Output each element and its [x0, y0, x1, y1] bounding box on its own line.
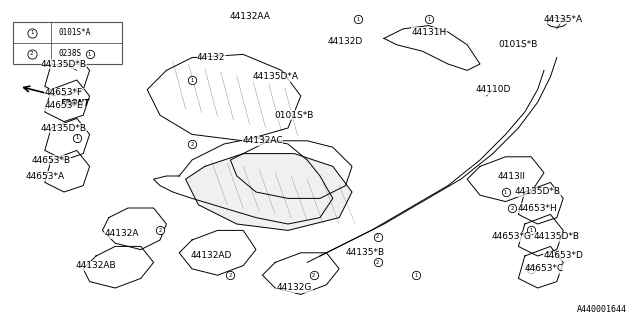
Text: 44135*B: 44135*B: [345, 248, 385, 257]
Text: 1: 1: [504, 189, 508, 195]
Text: 44132AB: 44132AB: [76, 261, 116, 270]
Text: 44653*F: 44653*F: [45, 88, 83, 97]
Text: 44653*H: 44653*H: [518, 204, 557, 212]
Text: 44132D: 44132D: [328, 37, 364, 46]
Text: 1: 1: [529, 228, 533, 233]
Text: 44653*A: 44653*A: [25, 172, 65, 180]
Text: 2: 2: [376, 234, 380, 239]
Circle shape: [547, 18, 566, 27]
Text: 44135*A: 44135*A: [543, 15, 583, 24]
Text: 44132AC: 44132AC: [242, 136, 283, 145]
Text: 1: 1: [75, 135, 79, 140]
Text: 2: 2: [510, 205, 514, 211]
Text: 44132AA: 44132AA: [229, 12, 270, 20]
Text: 4413II: 4413II: [498, 172, 526, 180]
FancyBboxPatch shape: [13, 22, 122, 64]
Text: 1: 1: [427, 17, 431, 22]
Text: 1: 1: [529, 266, 533, 271]
Text: 0101S*B: 0101S*B: [275, 111, 314, 120]
Text: 44653*G: 44653*G: [492, 232, 532, 241]
Text: 44135D*B: 44135D*B: [534, 232, 580, 241]
Text: 2: 2: [376, 260, 380, 265]
Text: 44135D*B: 44135D*B: [515, 188, 561, 196]
Text: 1: 1: [356, 17, 360, 22]
Text: 44653*B: 44653*B: [31, 156, 71, 164]
Text: 2: 2: [30, 51, 34, 56]
Text: 44653*E: 44653*E: [45, 101, 83, 110]
Text: 2: 2: [228, 273, 232, 278]
Text: 44135D*B: 44135D*B: [41, 60, 87, 68]
Text: A440001644: A440001644: [577, 305, 627, 314]
Text: FRONT: FRONT: [61, 99, 90, 108]
Text: 44132AD: 44132AD: [191, 252, 232, 260]
Text: 44132: 44132: [197, 53, 225, 62]
Text: 44135D*A: 44135D*A: [252, 72, 298, 81]
Text: 0101S*B: 0101S*B: [499, 40, 538, 49]
Text: 44653*D: 44653*D: [543, 252, 583, 260]
Text: 44132A: 44132A: [104, 229, 139, 238]
Text: 1: 1: [30, 30, 34, 35]
Polygon shape: [186, 154, 352, 230]
Text: 2: 2: [190, 141, 194, 147]
Text: 1: 1: [414, 273, 418, 278]
Text: 44110D: 44110D: [475, 85, 511, 94]
Text: 2: 2: [158, 228, 162, 233]
Text: 44132G: 44132G: [276, 284, 312, 292]
Text: 44135D*B: 44135D*B: [41, 124, 87, 132]
Text: 44653*C: 44653*C: [524, 264, 564, 273]
Text: 44131H: 44131H: [411, 28, 447, 36]
Text: 0238S: 0238S: [58, 49, 82, 58]
Text: 2: 2: [312, 273, 316, 278]
Text: 1: 1: [88, 52, 92, 57]
Text: 0101S*A: 0101S*A: [58, 28, 91, 37]
Text: 1: 1: [190, 77, 194, 83]
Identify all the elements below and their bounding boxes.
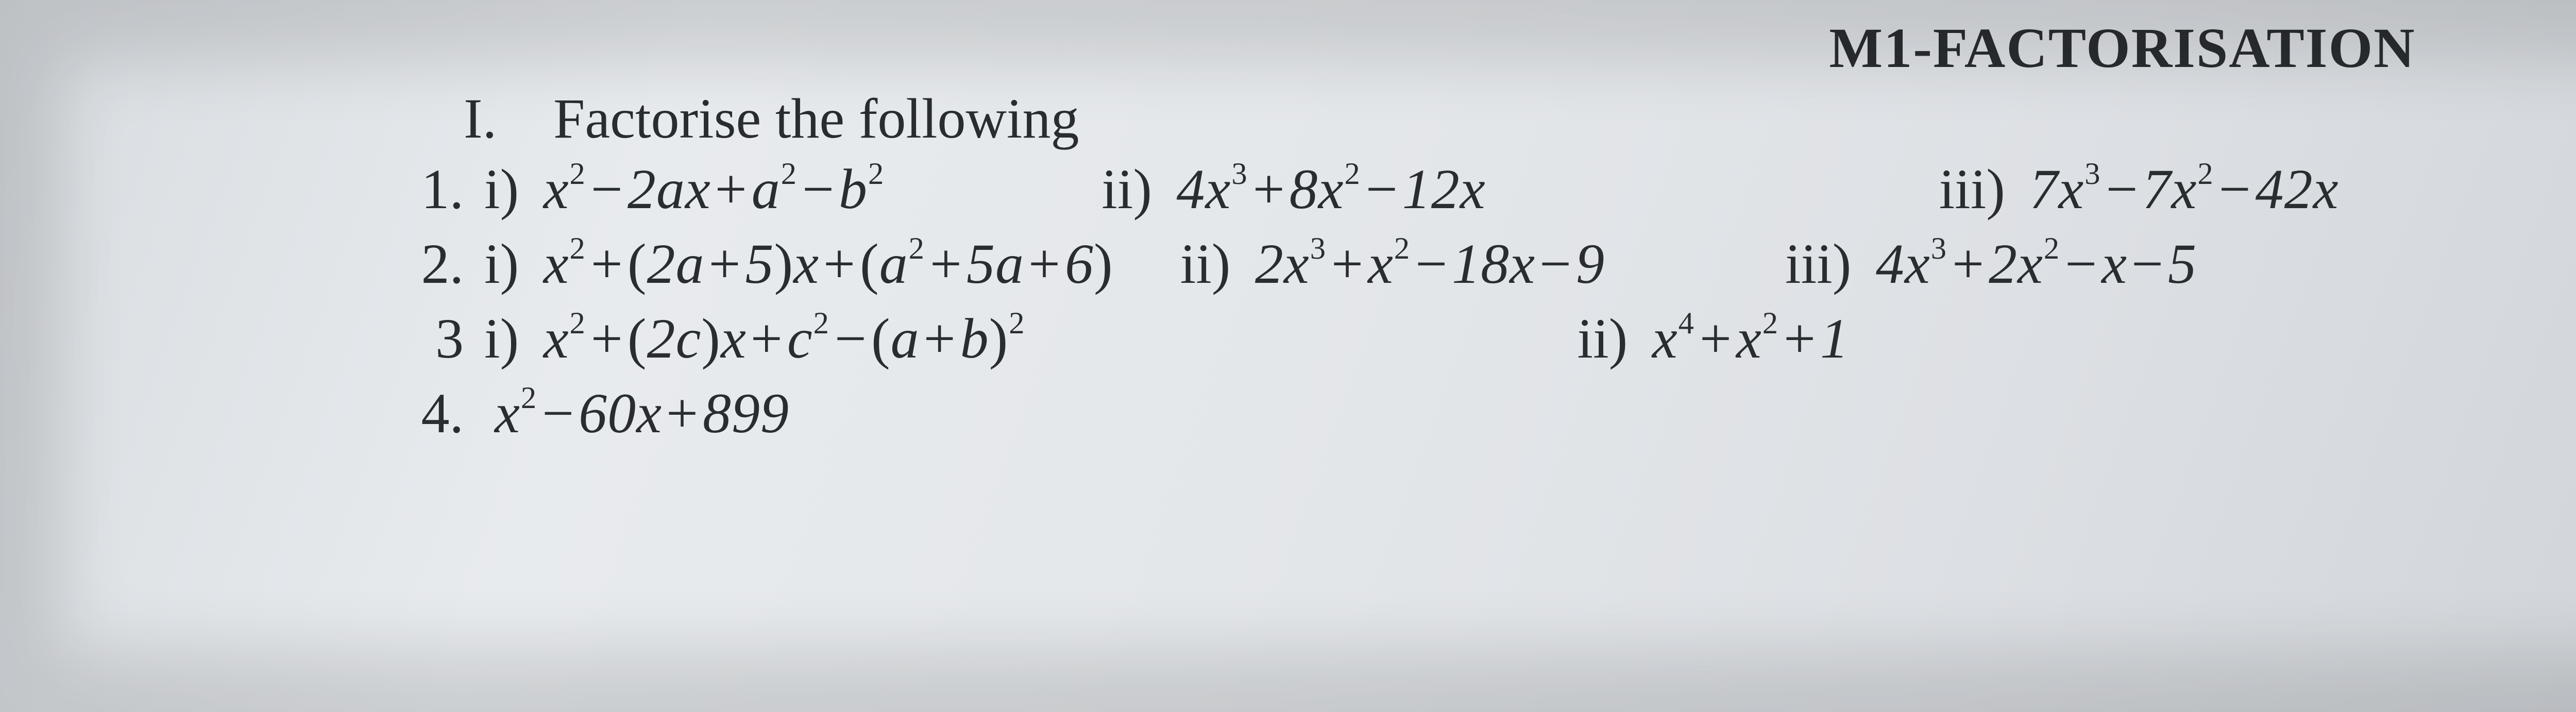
heading-roman: I.	[464, 87, 497, 150]
math-expression: 2x3+x2−18x−9	[1255, 232, 1605, 295]
question-row: 3 i) x2+(2c)x+c2−(a+b)2 ii) x4+x2+1	[41, 306, 2576, 371]
math-expression: 4x3+2x2−x−5	[1876, 232, 2197, 295]
question-row: 2. i) x2+(2a+5)x+(a2+5a+6) ii) 2x3+x2−18…	[41, 231, 2576, 297]
question-items: i) x2+(2c)x+c2−(a+b)2 ii) x4+x2+1	[484, 306, 2576, 371]
question-number: 4.	[376, 381, 464, 446]
item-label: iii)	[1785, 232, 1851, 295]
question-item: iii) 7x3−7x2−42x	[1939, 157, 2339, 222]
question-row: 4. x2−60x+899	[41, 381, 2576, 446]
item-label: ii)	[1180, 232, 1231, 295]
section-heading: I. Factorise the following	[464, 86, 2576, 151]
item-label: i)	[484, 307, 519, 370]
question-item: ii) x4+x2+1	[1578, 306, 1850, 371]
heading-text: Factorise the following	[553, 87, 1079, 150]
math-expression: 4x3+8x2−12x	[1177, 158, 1486, 221]
item-label: iii)	[1939, 158, 2005, 221]
item-label: ii)	[1101, 158, 1152, 221]
question-items: x2−60x+899	[484, 381, 2576, 446]
question-item: ii) 2x3+x2−18x−9	[1180, 231, 1605, 297]
math-expression: 7x3−7x2−42x	[2029, 158, 2338, 221]
question-item: i) x2−2ax+a2−b2	[484, 157, 885, 222]
math-expression: x2+(2c)x+c2−(a+b)2	[544, 307, 1026, 370]
question-items: i) x2−2ax+a2−b2 ii) 4x3+8x2−12x iii) 7x3…	[484, 157, 2576, 222]
question-item: ii) 4x3+8x2−12x	[1101, 157, 1485, 222]
question-row: 1. i) x2−2ax+a2−b2 ii) 4x3+8x2−12x iii) …	[41, 157, 2576, 222]
item-label: i)	[484, 232, 519, 295]
question-item: iii) 4x3+2x2−x−5	[1785, 231, 2197, 297]
question-number: 2.	[376, 231, 464, 297]
math-expression: x2−2ax+a2−b2	[544, 158, 886, 221]
question-item: i) x2+(2a+5)x+(a2+5a+6)	[484, 231, 1113, 297]
math-expression: x2+(2a+5)x+(a2+5a+6)	[544, 232, 1113, 295]
worksheet-page: M1-FACTORISATION I. Factorise the follow…	[0, 0, 2576, 712]
page-title: M1-FACTORISATION	[659, 15, 2576, 81]
question-number: 1.	[376, 157, 464, 222]
question-number: 3	[376, 306, 464, 371]
item-label: i)	[484, 158, 519, 221]
math-expression: x2−60x+899	[495, 382, 789, 445]
math-expression: x4+x2+1	[1652, 307, 1849, 370]
question-item: i) x2+(2c)x+c2−(a+b)2	[484, 306, 1026, 371]
question-items: i) x2+(2a+5)x+(a2+5a+6) ii) 2x3+x2−18x−9…	[484, 231, 2576, 297]
item-label: ii)	[1578, 307, 1628, 370]
question-item: x2−60x+899	[484, 381, 789, 446]
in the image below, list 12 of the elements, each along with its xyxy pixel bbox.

**What you should do**.
Copy every line of the records above word for word, but leave out the pictures.

**Task output**.
Output each element and its [x0, y0, x1, y1] bounding box on its own line.
Text: 44135*B: 44135*B: [345, 248, 385, 257]
Text: 1: 1: [504, 189, 508, 195]
Text: 44132AB: 44132AB: [76, 261, 116, 270]
Text: 44653*F: 44653*F: [45, 88, 83, 97]
Text: 44653*H: 44653*H: [518, 204, 557, 212]
Text: 44132D: 44132D: [328, 37, 364, 46]
Text: 1: 1: [529, 228, 533, 233]
Text: 44653*A: 44653*A: [25, 172, 65, 180]
Text: 2: 2: [376, 234, 380, 239]
Circle shape: [547, 18, 566, 27]
Text: 44135*A: 44135*A: [543, 15, 583, 24]
Text: 44132AC: 44132AC: [242, 136, 283, 145]
Text: 1: 1: [75, 135, 79, 140]
Text: 2: 2: [510, 205, 514, 211]
Text: 44132AA: 44132AA: [229, 12, 270, 20]
Text: 4413II: 4413II: [498, 172, 526, 180]
FancyBboxPatch shape: [13, 22, 122, 64]
Text: 1: 1: [427, 17, 431, 22]
Text: 1: 1: [529, 266, 533, 271]
Text: 0101S*B: 0101S*B: [275, 111, 314, 120]
Text: 44653*G: 44653*G: [492, 232, 532, 241]
Text: 44135D*B: 44135D*B: [534, 232, 580, 241]
Text: 2: 2: [376, 260, 380, 265]
Text: 44135D*B: 44135D*B: [515, 188, 561, 196]
Text: 1: 1: [356, 17, 360, 22]
Text: 44653*B: 44653*B: [31, 156, 71, 164]
Text: 2: 2: [30, 51, 34, 56]
Text: 44653*E: 44653*E: [45, 101, 83, 110]
Text: 2: 2: [228, 273, 232, 278]
Text: 44135D*B: 44135D*B: [41, 60, 87, 68]
Text: A440001644: A440001644: [577, 305, 627, 314]
Text: FRONT: FRONT: [61, 99, 90, 108]
Text: 44132AD: 44132AD: [191, 252, 232, 260]
Text: 44132: 44132: [197, 53, 225, 62]
Text: 44135D*A: 44135D*A: [252, 72, 298, 81]
Text: 0101S*B: 0101S*B: [499, 40, 538, 49]
Text: 44653*D: 44653*D: [543, 252, 583, 260]
Text: 44132A: 44132A: [104, 229, 139, 238]
Text: 1: 1: [30, 30, 34, 35]
Polygon shape: [186, 154, 352, 230]
Text: 2: 2: [190, 141, 194, 147]
Text: 1: 1: [414, 273, 418, 278]
Text: 44110D: 44110D: [475, 85, 511, 94]
Text: 2: 2: [158, 228, 162, 233]
Text: 44132G: 44132G: [276, 284, 312, 292]
Text: 44135D*B: 44135D*B: [41, 124, 87, 132]
Text: 44653*C: 44653*C: [524, 264, 564, 273]
Text: 44131H: 44131H: [411, 28, 447, 36]
Text: 0238S: 0238S: [58, 49, 82, 58]
Text: 2: 2: [312, 273, 316, 278]
Text: 1: 1: [88, 52, 92, 57]
Text: 0101S*A: 0101S*A: [58, 28, 91, 37]
Text: 1: 1: [190, 77, 194, 83]
Identify all the elements below and their bounding boxes.
heading-roman: I.	[464, 87, 497, 150]
math-expression: 2x3+x2−18x−9	[1255, 232, 1605, 295]
question-row: 3 i) x2+(2c)x+c2−(a+b)2 ii) x4+x2+1	[41, 306, 2576, 371]
math-expression: 4x3+2x2−x−5	[1876, 232, 2197, 295]
question-row: 2. i) x2+(2a+5)x+(a2+5a+6) ii) 2x3+x2−18…	[41, 231, 2576, 297]
question-items: i) x2+(2c)x+c2−(a+b)2 ii) x4+x2+1	[484, 306, 2576, 371]
question-number: 4.	[376, 381, 464, 446]
item-label: iii)	[1785, 232, 1851, 295]
question-item: iii) 7x3−7x2−42x	[1939, 157, 2339, 222]
question-row: 4. x2−60x+899	[41, 381, 2576, 446]
item-label: ii)	[1180, 232, 1231, 295]
section-heading: I. Factorise the following	[464, 86, 2576, 151]
item-label: i)	[484, 307, 519, 370]
question-item: ii) x4+x2+1	[1578, 306, 1850, 371]
heading-text: Factorise the following	[553, 87, 1079, 150]
math-expression: 4x3+8x2−12x	[1177, 158, 1486, 221]
item-label: iii)	[1939, 158, 2005, 221]
item-label: ii)	[1101, 158, 1152, 221]
question-items: x2−60x+899	[484, 381, 2576, 446]
question-item: ii) 2x3+x2−18x−9	[1180, 231, 1605, 297]
math-expression: 7x3−7x2−42x	[2029, 158, 2338, 221]
question-item: i) x2−2ax+a2−b2	[484, 157, 885, 222]
math-expression: x2+(2c)x+c2−(a+b)2	[544, 307, 1026, 370]
question-items: i) x2−2ax+a2−b2 ii) 4x3+8x2−12x iii) 7x3…	[484, 157, 2576, 222]
question-item: ii) 4x3+8x2−12x	[1101, 157, 1485, 222]
question-row: 1. i) x2−2ax+a2−b2 ii) 4x3+8x2−12x iii) …	[41, 157, 2576, 222]
item-label: i)	[484, 232, 519, 295]
question-item: iii) 4x3+2x2−x−5	[1785, 231, 2197, 297]
question-number: 2.	[376, 231, 464, 297]
math-expression: x2−2ax+a2−b2	[544, 158, 886, 221]
question-item: i) x2+(2a+5)x+(a2+5a+6)	[484, 231, 1113, 297]
math-expression: x2+(2a+5)x+(a2+5a+6)	[544, 232, 1113, 295]
worksheet-page: M1-FACTORISATION I. Factorise the follow…	[0, 0, 2576, 712]
page-title: M1-FACTORISATION	[659, 15, 2576, 81]
question-number: 1.	[376, 157, 464, 222]
question-number: 3	[376, 306, 464, 371]
item-label: i)	[484, 158, 519, 221]
math-expression: x2−60x+899	[495, 382, 789, 445]
math-expression: x4+x2+1	[1652, 307, 1849, 370]
question-item: i) x2+(2c)x+c2−(a+b)2	[484, 306, 1026, 371]
question-items: i) x2+(2a+5)x+(a2+5a+6) ii) 2x3+x2−18x−9…	[484, 231, 2576, 297]
item-label: ii)	[1578, 307, 1628, 370]
question-item: x2−60x+899	[484, 381, 789, 446]
in the image below, list 12 of the elements, each along with its xyxy pixel bbox.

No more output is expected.